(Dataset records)

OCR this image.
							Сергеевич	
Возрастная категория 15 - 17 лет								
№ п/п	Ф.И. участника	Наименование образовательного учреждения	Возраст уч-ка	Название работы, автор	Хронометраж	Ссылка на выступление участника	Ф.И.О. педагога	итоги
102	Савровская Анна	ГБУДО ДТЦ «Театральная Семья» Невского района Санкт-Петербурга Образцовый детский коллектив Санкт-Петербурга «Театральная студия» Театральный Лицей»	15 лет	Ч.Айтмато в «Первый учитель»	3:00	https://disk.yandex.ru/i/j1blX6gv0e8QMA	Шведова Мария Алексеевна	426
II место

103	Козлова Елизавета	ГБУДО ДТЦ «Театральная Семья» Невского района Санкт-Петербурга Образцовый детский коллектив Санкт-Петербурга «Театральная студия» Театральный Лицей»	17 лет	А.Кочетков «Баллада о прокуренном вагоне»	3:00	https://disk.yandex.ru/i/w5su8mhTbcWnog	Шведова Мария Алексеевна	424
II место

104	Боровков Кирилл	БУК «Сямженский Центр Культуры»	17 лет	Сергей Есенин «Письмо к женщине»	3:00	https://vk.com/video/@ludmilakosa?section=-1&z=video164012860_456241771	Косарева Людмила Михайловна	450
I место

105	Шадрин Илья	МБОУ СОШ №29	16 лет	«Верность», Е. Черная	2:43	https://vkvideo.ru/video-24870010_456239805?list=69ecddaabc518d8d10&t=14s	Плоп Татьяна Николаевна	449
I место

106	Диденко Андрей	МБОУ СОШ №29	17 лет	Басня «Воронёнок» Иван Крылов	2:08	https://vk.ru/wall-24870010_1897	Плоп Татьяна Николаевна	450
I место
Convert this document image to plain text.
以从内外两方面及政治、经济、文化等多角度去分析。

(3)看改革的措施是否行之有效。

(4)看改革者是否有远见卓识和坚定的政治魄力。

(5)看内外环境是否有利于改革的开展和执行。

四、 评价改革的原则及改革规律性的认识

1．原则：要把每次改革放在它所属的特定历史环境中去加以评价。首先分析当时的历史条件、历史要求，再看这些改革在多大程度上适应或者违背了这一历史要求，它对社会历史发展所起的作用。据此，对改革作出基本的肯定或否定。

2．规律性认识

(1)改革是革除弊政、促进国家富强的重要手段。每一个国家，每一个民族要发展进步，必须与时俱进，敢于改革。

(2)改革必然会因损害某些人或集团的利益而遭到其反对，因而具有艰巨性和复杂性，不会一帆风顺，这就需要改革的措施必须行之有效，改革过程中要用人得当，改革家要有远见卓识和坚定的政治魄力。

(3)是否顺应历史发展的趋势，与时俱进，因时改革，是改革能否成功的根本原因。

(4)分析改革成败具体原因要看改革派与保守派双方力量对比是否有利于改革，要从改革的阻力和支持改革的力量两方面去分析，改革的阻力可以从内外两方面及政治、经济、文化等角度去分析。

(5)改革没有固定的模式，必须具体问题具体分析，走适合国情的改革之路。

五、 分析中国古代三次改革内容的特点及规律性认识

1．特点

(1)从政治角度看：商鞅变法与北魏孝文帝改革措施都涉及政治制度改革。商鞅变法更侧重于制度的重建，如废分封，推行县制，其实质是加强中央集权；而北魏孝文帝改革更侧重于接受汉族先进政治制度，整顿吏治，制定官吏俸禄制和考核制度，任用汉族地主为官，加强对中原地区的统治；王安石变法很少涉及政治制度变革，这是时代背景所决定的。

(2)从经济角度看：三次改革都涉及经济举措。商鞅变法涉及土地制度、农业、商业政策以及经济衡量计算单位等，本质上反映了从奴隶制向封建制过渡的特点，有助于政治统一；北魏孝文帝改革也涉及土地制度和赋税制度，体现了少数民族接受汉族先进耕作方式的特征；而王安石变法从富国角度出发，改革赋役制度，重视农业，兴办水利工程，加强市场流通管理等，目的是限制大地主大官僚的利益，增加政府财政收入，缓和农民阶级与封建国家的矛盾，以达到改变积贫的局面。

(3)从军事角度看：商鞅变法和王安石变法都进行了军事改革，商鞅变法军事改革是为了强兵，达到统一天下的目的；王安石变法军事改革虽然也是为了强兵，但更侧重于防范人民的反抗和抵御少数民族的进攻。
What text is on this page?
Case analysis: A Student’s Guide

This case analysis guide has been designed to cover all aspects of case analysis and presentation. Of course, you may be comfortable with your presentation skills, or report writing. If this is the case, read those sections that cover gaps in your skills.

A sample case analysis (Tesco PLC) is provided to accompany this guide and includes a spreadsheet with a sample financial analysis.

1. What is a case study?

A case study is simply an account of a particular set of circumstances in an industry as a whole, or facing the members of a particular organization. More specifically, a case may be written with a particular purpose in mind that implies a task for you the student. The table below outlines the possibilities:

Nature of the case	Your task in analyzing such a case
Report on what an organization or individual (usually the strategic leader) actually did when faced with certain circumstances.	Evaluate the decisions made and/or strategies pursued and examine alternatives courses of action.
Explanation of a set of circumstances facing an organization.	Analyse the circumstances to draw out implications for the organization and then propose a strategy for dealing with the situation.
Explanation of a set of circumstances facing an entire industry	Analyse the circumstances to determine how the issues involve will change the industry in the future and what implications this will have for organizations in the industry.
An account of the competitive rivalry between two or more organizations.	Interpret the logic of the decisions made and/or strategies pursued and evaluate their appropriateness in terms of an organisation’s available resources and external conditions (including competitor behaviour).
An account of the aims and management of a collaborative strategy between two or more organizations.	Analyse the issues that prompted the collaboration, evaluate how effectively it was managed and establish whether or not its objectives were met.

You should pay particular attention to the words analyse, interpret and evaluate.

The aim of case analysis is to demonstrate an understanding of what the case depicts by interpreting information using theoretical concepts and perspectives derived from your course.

What to do.
Return what is listed above, exactly and completely.

Written response.
OCR this image.
							Сергеевич	
Возрастная категория 15 - 17 лет								
№ п/п	Ф.И. участника	Наименование образовательного учреждения	Возраст уч-ка	Название работы, автор	Хронометраж	Ссылка на выступление участника	Ф.И.О. педагога	итоги
102	Савровская Анна	ГБУДО ДТЦ «Театральная Семья» Невского района Санкт-Петербурга Образцовый детский коллектив Санкт-Петербурга «Театральная студия» Театральный Лицей»	15 лет	Ч.Айтмато в «Первый учитель»	3:00	https://disk.yandex.ru/i/j1blX6gv0e8QMA	Шведова Мария Алексеевна	426
II место

103	Козлова Елизавета	ГБУДО ДТЦ «Театральная Семья» Невского района Санкт-Петербурга Образцовый детский коллектив Санкт-Петербурга «Театральная студия» Театральный Лицей»	17 лет	А.Кочетков «Баллада о прокуренном вагоне»	3:00	https://disk.yandex.ru/i/w5su8mhTbcWnog	Шведова Мария Алексеевна	424
II место

104	Боровков Кирилл	БУК «Сямженский Центр Культуры»	17 лет	Сергей Есенин «Письмо к женщине»	3:00	https://vk.com/video/@ludmilakosa?section=-1&z=video164012860_456241771	Косарева Людмила Михайловна	450
I место

105	Шадрин Илья	МБОУ СОШ №29	16 лет	«Верность», Е. Черная	2:43	https://vkvideo.ru/video-24870010_456239805?list=69ecddaabc518d8d10&t=14s	Плоп Татьяна Николаевна	449
I место

106	Диденко Андрей	МБОУ СОШ №29	17 лет	Басня «Воронёнок» Иван Крылов	2:08	https://vk.ru/wall-24870010_1897	Плоп Татьяна Николаевна	450
I место
Convert this document image to plain text.
以从内外两方面及政治、经济、文化等多角度去分析。

(3)看改革的措施是否行之有效。

(4)看改革者是否有远见卓识和坚定的政治魄力。

(5)看内外环境是否有利于改革的开展和执行。

四、 评价改革的原则及改革规律性的认识

1．原则：要把每次改革放在它所属的特定历史环境中去加以评价。首先分析当时的历史条件、历史要求，再看这些改革在多大程度上适应或者违背了这一历史要求，它对社会历史发展所起的作用。据此，对改革作出基本的肯定或否定。

2．规律性认识

(1)改革是革除弊政、促进国家富强的重要手段。每一个国家，每一个民族要发展进步，必须与时俱进，敢于改革。

(2)改革必然会因损害某些人或集团的利益而遭到其反对，因而具有艰巨性和复杂性，不会一帆风顺，这就需要改革的措施必须行之有效，改革过程中要用人得当，改革家要有远见卓识和坚定的政治魄力。

(3)是否顺应历史发展的趋势，与时俱进，因时改革，是改革能否成功的根本原因。

(4)分析改革成败具体原因要看改革派与保守派双方力量对比是否有利于改革，要从改革的阻力和支持改革的力量两方面去分析，改革的阻力可以从内外两方面及政治、经济、文化等角度去分析。

(5)改革没有固定的模式，必须具体问题具体分析，走适合国情的改革之路。

五、 分析中国古代三次改革内容的特点及规律性认识

1．特点

(1)从政治角度看：商鞅变法与北魏孝文帝改革措施都涉及政治制度改革。商鞅变法更侧重于制度的重建，如废分封，推行县制，其实质是加强中央集权；而北魏孝文帝改革更侧重于接受汉族先进政治制度，整顿吏治，制定官吏俸禄制和考核制度，任用汉族地主为官，加强对中原地区的统治；王安石变法很少涉及政治制度变革，这是时代背景所决定的。

(2)从经济角度看：三次改革都涉及经济举措。商鞅变法涉及土地制度、农业、商业政策以及经济衡量计算单位等，本质上反映了从奴隶制向封建制过渡的特点，有助于政治统一；北魏孝文帝改革也涉及土地制度和赋税制度，体现了少数民族接受汉族先进耕作方式的特征；而王安石变法从富国角度出发，改革赋役制度，重视农业，兴办水利工程，加强市场流通管理等，目的是限制大地主大官僚的利益，增加政府财政收入，缓和农民阶级与封建国家的矛盾，以达到改变积贫的局面。

(3)从军事角度看：商鞅变法和王安石变法都进行了军事改革，商鞅变法军事改革是为了强兵，达到统一天下的目的；王安石变法军事改革虽然也是为了强兵，但更侧重于防范人民的反抗和抵御少数民族的进攻。
What text is on this page?
Case analysis: A Student’s Guide

This case analysis guide has been designed to cover all aspects of case analysis and presentation. Of course, you may be comfortable with your presentation skills, or report writing. If this is the case, read those sections that cover gaps in your skills.

A sample case analysis (Tesco PLC) is provided to accompany this guide and includes a spreadsheet with a sample financial analysis.

1. What is a case study?

A case study is simply an account of a particular set of circumstances in an industry as a whole, or facing the members of a particular organization. More specifically, a case may be written with a particular purpose in mind that implies a task for you the student. The table below outlines the possibilities:

Nature of the case	Your task in analyzing such a case
Report on what an organization or individual (usually the strategic leader) actually did when faced with certain circumstances.	Evaluate the decisions made and/or strategies pursued and examine alternatives courses of action.
Explanation of a set of circumstances facing an organization.	Analyse the circumstances to draw out implications for the organization and then propose a strategy for dealing with the situation.
Explanation of a set of circumstances facing an entire industry	Analyse the circumstances to determine how the issues involve will change the industry in the future and what implications this will have for organizations in the industry.
An account of the competitive rivalry between two or more organizations.	Interpret the logic of the decisions made and/or strategies pursued and evaluate their appropriateness in terms of an organisation’s available resources and external conditions (including competitor behaviour).
An account of the aims and management of a collaborative strategy between two or more organizations.	Analyse the issues that prompted the collaboration, evaluate how effectively it was managed and establish whether or not its objectives were met.

You should pay particular attention to the words analyse, interpret and evaluate.

The aim of case analysis is to demonstrate an understanding of what the case depicts by interpreting information using theoretical concepts and perspectives derived from your course.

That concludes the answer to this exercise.